- _EXCERPTED DATA_

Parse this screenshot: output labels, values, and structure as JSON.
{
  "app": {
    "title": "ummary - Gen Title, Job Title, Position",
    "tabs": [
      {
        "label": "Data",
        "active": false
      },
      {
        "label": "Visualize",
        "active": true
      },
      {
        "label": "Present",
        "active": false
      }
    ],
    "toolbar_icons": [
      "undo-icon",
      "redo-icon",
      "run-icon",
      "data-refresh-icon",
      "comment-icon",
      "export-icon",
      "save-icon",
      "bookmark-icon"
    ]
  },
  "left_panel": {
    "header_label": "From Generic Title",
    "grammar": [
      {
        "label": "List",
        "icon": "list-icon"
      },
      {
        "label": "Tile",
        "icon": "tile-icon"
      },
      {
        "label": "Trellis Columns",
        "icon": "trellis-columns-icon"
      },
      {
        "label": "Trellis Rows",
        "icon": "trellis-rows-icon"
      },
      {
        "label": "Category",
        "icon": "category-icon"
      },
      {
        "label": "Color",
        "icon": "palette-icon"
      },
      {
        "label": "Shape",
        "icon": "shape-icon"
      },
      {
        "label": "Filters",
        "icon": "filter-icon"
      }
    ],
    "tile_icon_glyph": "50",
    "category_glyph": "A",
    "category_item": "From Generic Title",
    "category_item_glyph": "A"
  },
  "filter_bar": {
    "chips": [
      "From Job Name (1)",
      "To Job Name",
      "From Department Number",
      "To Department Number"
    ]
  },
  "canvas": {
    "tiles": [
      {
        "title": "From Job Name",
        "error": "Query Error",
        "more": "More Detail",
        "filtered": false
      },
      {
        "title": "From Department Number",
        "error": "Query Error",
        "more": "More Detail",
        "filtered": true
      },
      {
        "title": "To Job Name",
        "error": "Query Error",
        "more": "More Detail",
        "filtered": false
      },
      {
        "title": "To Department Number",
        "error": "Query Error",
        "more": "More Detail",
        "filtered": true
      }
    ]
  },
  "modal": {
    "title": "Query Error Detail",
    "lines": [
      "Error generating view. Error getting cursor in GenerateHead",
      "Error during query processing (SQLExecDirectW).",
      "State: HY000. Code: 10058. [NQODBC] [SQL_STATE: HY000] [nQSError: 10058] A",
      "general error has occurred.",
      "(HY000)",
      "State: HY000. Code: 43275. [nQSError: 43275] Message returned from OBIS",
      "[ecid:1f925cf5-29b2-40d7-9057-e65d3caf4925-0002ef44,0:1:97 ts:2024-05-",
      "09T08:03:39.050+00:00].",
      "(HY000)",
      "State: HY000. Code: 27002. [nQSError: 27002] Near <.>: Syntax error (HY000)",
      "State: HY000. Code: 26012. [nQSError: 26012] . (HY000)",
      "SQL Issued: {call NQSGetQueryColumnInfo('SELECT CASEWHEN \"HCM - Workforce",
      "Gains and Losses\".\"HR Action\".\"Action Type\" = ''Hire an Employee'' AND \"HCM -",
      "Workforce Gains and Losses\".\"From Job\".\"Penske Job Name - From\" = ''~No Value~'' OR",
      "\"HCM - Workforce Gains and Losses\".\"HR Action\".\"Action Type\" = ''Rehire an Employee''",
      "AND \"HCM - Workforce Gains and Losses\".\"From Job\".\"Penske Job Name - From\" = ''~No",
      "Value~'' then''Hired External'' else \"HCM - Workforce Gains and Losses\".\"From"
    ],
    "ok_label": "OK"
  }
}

- _SHORT PROBLEM_
Copy all lines from the material that include "Number".

- _WRITTEN ANSWER_
      "From Department Number",
      "To Department Number"
        "title": "From Department Number",
        "title": "To Department Number",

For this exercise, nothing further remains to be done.